_PROVIDED DATA_
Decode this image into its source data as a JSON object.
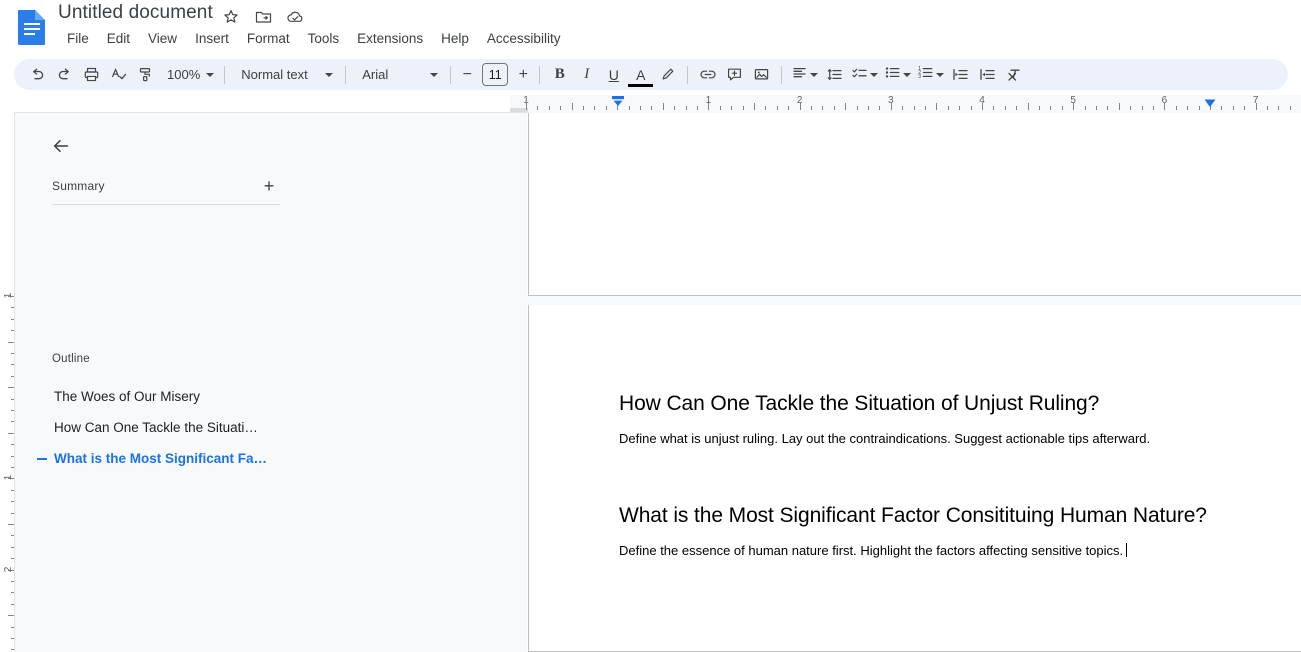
{
  "app": {
    "name": "Google Docs",
    "logo_icon": "google-docs-icon",
    "accent_color": "#1a73e8"
  },
  "titlebar": {
    "doc_title": "Untitled document",
    "icons": [
      {
        "name": "star-icon",
        "label": "Star"
      },
      {
        "name": "move-to-folder-icon",
        "label": "Move"
      },
      {
        "name": "cloud-saved-icon",
        "label": "Saved to Drive"
      }
    ]
  },
  "menubar": {
    "items": [
      {
        "label": "File"
      },
      {
        "label": "Edit"
      },
      {
        "label": "View"
      },
      {
        "label": "Insert"
      },
      {
        "label": "Format"
      },
      {
        "label": "Tools"
      },
      {
        "label": "Extensions"
      },
      {
        "label": "Help"
      },
      {
        "label": "Accessibility"
      }
    ]
  },
  "toolbar": {
    "undo_icon": "undo-icon",
    "redo_icon": "redo-icon",
    "print_icon": "print-icon",
    "spellcheck_icon": "spellcheck-icon",
    "paint_format_icon": "paint-format-icon",
    "zoom_value": "100%",
    "style_value": "Normal text",
    "font_value": "Arial",
    "font_size_decrease": "−",
    "font_size_value": "11",
    "font_size_increase": "+",
    "bold_label": "B",
    "italic_label": "I",
    "underline_label": "U",
    "text_color_label": "A",
    "highlight_icon": "highlight-pen-icon",
    "link_icon": "insert-link-icon",
    "comment_icon": "add-comment-icon",
    "image_icon": "insert-image-icon",
    "align_icon": "align-left-icon",
    "line_spacing_icon": "line-spacing-icon",
    "checklist_icon": "checklist-icon",
    "bulleted_list_icon": "bulleted-list-icon",
    "numbered_list_icon": "numbered-list-icon",
    "decrease_indent_icon": "decrease-indent-icon",
    "increase_indent_icon": "increase-indent-icon",
    "clear_formatting_icon": "clear-formatting-icon"
  },
  "ruler": {
    "horizontal_numbers": [
      "1",
      "1",
      "2",
      "3",
      "4",
      "5",
      "6",
      "7"
    ],
    "vertical_numbers": [
      "1",
      "1",
      "2"
    ],
    "left_indent_marker": "left-indent-marker",
    "right_indent_marker": "right-indent-marker"
  },
  "sidebar": {
    "back_icon": "back-arrow-icon",
    "summary": {
      "label": "Summary",
      "add_icon": "add-summary-icon"
    },
    "outline": {
      "label": "Outline",
      "items": [
        {
          "label": "The Woes of Our Misery",
          "active": false
        },
        {
          "label": "How Can One Tackle the Situati…",
          "active": false
        },
        {
          "label": "What is the Most Significant Fa…",
          "active": true
        }
      ]
    }
  },
  "document": {
    "blocks": [
      {
        "heading": "How Can One Tackle the Situation of Unjust Ruling?",
        "paragraph": "Define what is unjust ruling. Lay out the contraindications. Suggest actionable tips afterward."
      },
      {
        "heading": "What is the Most Significant Factor Consitituing Human Nature?",
        "paragraph": "Define the essence of human nature first. Highlight the factors affecting sensitive topics."
      }
    ]
  }
}
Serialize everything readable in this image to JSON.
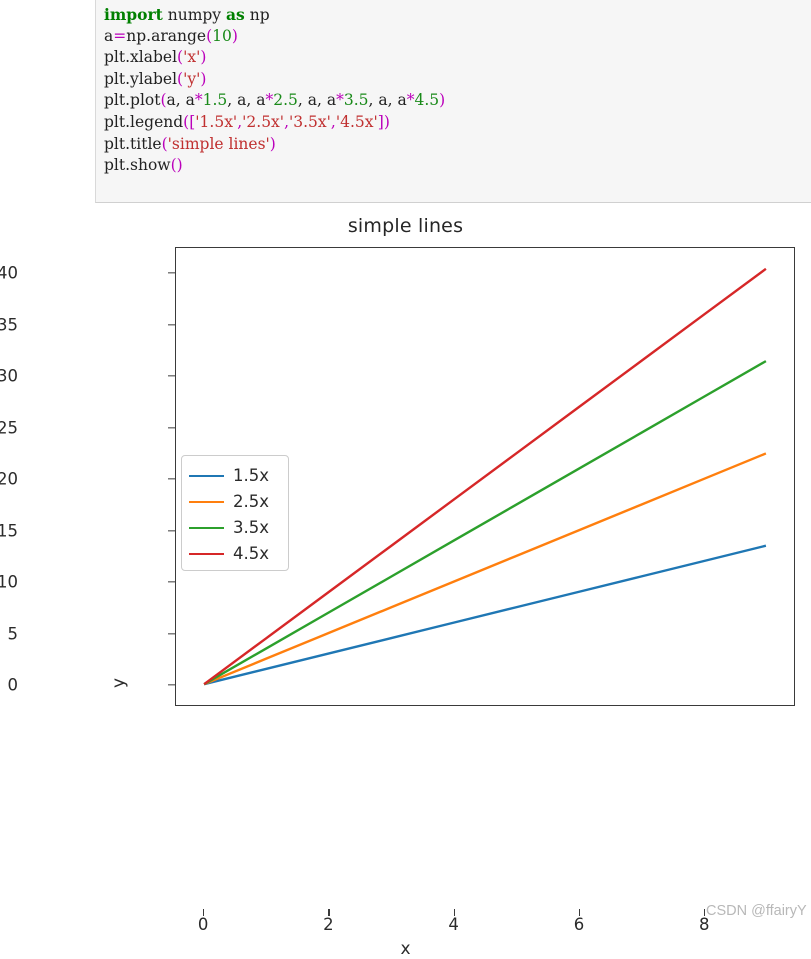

_WHAT THIS TASK INVOLVES_
Excluding the pictures, reproduce every entry exactly as given.

_SOLUTION TO THE PROBLEM_
Decode this image into its source data as a JSON object.
{
  "app": {
    "name": "Google Docs",
    "logo_icon": "google-docs-icon",
    "accent_color": "#1a73e8"
  },
  "titlebar": {
    "doc_title": "Untitled document",
    "icons": [
      {
        "name": "star-icon",
        "label": "Star"
      },
      {
        "name": "move-to-folder-icon",
        "label": "Move"
      },
      {
        "name": "cloud-saved-icon",
        "label": "Saved to Drive"
      }
    ]
  },
  "menubar": {
    "items": [
      {
        "label": "File"
      },
      {
        "label": "Edit"
      },
      {
        "label": "View"
      },
      {
        "label": "Insert"
      },
      {
        "label": "Format"
      },
      {
        "label": "Tools"
      },
      {
        "label": "Extensions"
      },
      {
        "label": "Help"
      },
      {
        "label": "Accessibility"
      }
    ]
  },
  "toolbar": {
    "undo_icon": "undo-icon",
    "redo_icon": "redo-icon",
    "print_icon": "print-icon",
    "spellcheck_icon": "spellcheck-icon",
    "paint_format_icon": "paint-format-icon",
    "zoom_value": "100%",
    "style_value": "Normal text",
    "font_value": "Arial",
    "font_size_decrease": "−",
    "font_size_value": "11",
    "font_size_increase": "+",
    "bold_label": "B",
    "italic_label": "I",
    "underline_label": "U",
    "text_color_label": "A",
    "highlight_icon": "highlight-pen-icon",
    "link_icon": "insert-link-icon",
    "comment_icon": "add-comment-icon",
    "image_icon": "insert-image-icon",
    "align_icon": "align-left-icon",
    "line_spacing_icon": "line-spacing-icon",
    "checklist_icon": "checklist-icon",
    "bulleted_list_icon": "bulleted-list-icon",
    "numbered_list_icon": "numbered-list-icon",
    "decrease_indent_icon": "decrease-indent-icon",
    "increase_indent_icon": "increase-indent-icon",
    "clear_formatting_icon": "clear-formatting-icon"
  },
  "ruler": {
    "horizontal_numbers": [
      "1",
      "1",
      "2",
      "3",
      "4",
      "5",
      "6",
      "7"
    ],
    "vertical_numbers": [
      "1",
      "1",
      "2"
    ],
    "left_indent_marker": "left-indent-marker",
    "right_indent_marker": "right-indent-marker"
  },
  "sidebar": {
    "back_icon": "back-arrow-icon",
    "summary": {
      "label": "Summary",
      "add_icon": "add-summary-icon"
    },
    "outline": {
      "label": "Outline",
      "items": [
        {
          "label": "The Woes of Our Misery",
          "active": false
        },
        {
          "label": "How Can One Tackle the Situati…",
          "active": false
        },
        {
          "label": "What is the Most Significant Fa…",
          "active": true
        }
      ]
    }
  },
  "document": {
    "blocks": [
      {
        "heading": "How Can One Tackle the Situation of Unjust Ruling?",
        "paragraph": "Define what is unjust ruling. Lay out the contraindications. Suggest actionable tips afterward."
      },
      {
        "heading": "What is the Most Significant Factor Consitituing Human Nature?",
        "paragraph": "Define the essence of human nature first. Highlight the factors affecting sensitive topics."
      }
    ]
  }
}
Serialize everything readable in this image to JSON.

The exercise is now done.